**Requirements**
Nothing in the data should change when you return it, but leave the pictures out.

═══ Extracted data

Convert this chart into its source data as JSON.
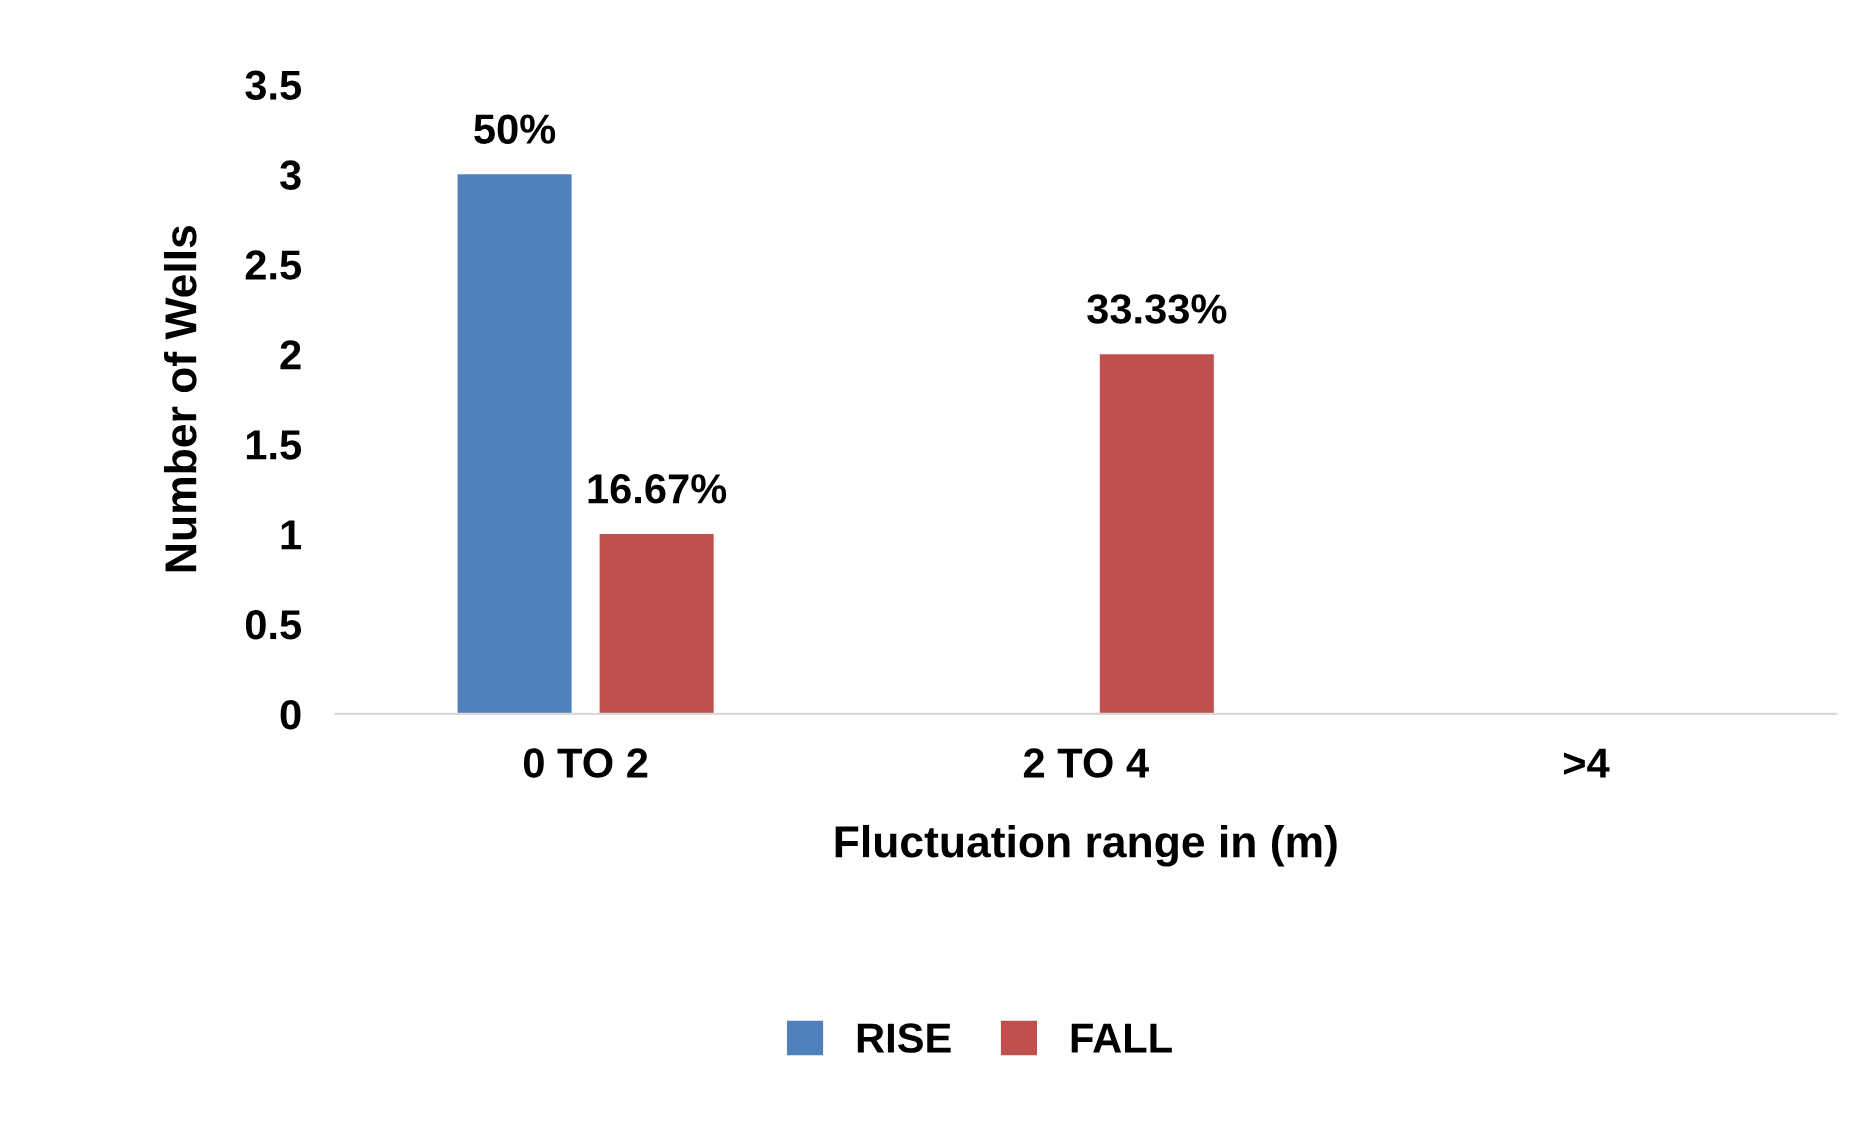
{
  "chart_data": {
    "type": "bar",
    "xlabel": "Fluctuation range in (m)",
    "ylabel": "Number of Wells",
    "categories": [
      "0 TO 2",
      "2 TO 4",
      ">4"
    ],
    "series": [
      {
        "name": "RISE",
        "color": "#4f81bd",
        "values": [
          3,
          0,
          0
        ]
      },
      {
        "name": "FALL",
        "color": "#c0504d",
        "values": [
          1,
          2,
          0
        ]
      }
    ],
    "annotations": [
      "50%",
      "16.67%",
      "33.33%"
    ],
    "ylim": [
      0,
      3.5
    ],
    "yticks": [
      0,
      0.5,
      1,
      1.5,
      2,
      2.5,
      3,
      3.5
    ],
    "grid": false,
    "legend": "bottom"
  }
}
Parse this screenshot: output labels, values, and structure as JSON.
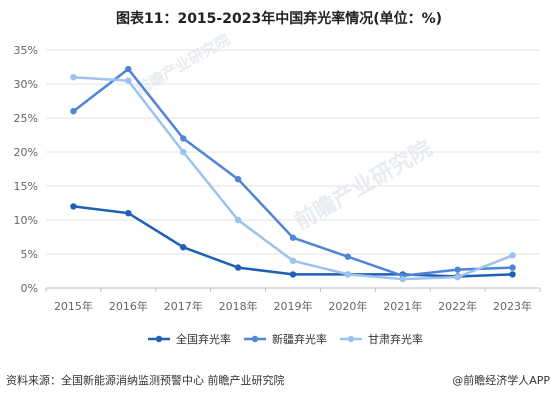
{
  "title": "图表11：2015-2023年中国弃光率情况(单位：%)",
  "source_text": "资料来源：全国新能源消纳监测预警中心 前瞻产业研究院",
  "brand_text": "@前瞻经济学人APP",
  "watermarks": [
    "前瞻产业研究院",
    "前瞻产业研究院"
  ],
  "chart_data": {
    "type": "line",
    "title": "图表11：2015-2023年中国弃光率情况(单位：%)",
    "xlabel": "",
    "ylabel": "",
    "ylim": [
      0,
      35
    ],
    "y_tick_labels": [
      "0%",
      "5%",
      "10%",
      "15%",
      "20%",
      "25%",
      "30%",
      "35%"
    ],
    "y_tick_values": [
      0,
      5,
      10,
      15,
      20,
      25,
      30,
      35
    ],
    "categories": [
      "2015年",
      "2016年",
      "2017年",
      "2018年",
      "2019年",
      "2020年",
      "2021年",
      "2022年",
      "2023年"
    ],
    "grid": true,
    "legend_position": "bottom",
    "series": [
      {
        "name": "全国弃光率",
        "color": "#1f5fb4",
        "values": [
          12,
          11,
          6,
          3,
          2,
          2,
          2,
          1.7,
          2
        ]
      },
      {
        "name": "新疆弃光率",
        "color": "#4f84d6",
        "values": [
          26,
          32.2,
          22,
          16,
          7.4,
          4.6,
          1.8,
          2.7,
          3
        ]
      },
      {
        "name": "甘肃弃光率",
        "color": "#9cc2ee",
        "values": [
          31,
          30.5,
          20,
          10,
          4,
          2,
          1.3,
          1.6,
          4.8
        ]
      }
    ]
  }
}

══════

**Task response**
Convert this chart into its source data as JSON.
{
  "chart_data": {
    "type": "bar",
    "xlabel": "Fluctuation range in (m)",
    "ylabel": "Number of Wells",
    "categories": [
      "0 TO 2",
      "2 TO 4",
      ">4"
    ],
    "series": [
      {
        "name": "RISE",
        "color": "#4f81bd",
        "values": [
          3,
          0,
          0
        ]
      },
      {
        "name": "FALL",
        "color": "#c0504d",
        "values": [
          1,
          2,
          0
        ]
      }
    ],
    "annotations": [
      "50%",
      "16.67%",
      "33.33%"
    ],
    "ylim": [
      0,
      3.5
    ],
    "yticks": [
      0,
      0.5,
      1,
      1.5,
      2,
      2.5,
      3,
      3.5
    ],
    "grid": false,
    "legend": "bottom"
  }
}
Parse this screenshot: output labels, values, and structure as JSON.
{
  "title": "图表11：2015-2023年中国弃光率情况(单位：%)",
  "source_text": "资料来源：全国新能源消纳监测预警中心 前瞻产业研究院",
  "brand_text": "@前瞻经济学人APP",
  "watermarks": [
    "前瞻产业研究院",
    "前瞻产业研究院"
  ],
  "chart_data": {
    "type": "line",
    "title": "图表11：2015-2023年中国弃光率情况(单位：%)",
    "xlabel": "",
    "ylabel": "",
    "ylim": [
      0,
      35
    ],
    "y_tick_labels": [
      "0%",
      "5%",
      "10%",
      "15%",
      "20%",
      "25%",
      "30%",
      "35%"
    ],
    "y_tick_values": [
      0,
      5,
      10,
      15,
      20,
      25,
      30,
      35
    ],
    "categories": [
      "2015年",
      "2016年",
      "2017年",
      "2018年",
      "2019年",
      "2020年",
      "2021年",
      "2022年",
      "2023年"
    ],
    "grid": true,
    "legend_position": "bottom",
    "series": [
      {
        "name": "全国弃光率",
        "color": "#1f5fb4",
        "values": [
          12,
          11,
          6,
          3,
          2,
          2,
          2,
          1.7,
          2
        ]
      },
      {
        "name": "新疆弃光率",
        "color": "#4f84d6",
        "values": [
          26,
          32.2,
          22,
          16,
          7.4,
          4.6,
          1.8,
          2.7,
          3
        ]
      },
      {
        "name": "甘肃弃光率",
        "color": "#9cc2ee",
        "values": [
          31,
          30.5,
          20,
          10,
          4,
          2,
          1.3,
          1.6,
          4.8
        ]
      }
    ]
  }
}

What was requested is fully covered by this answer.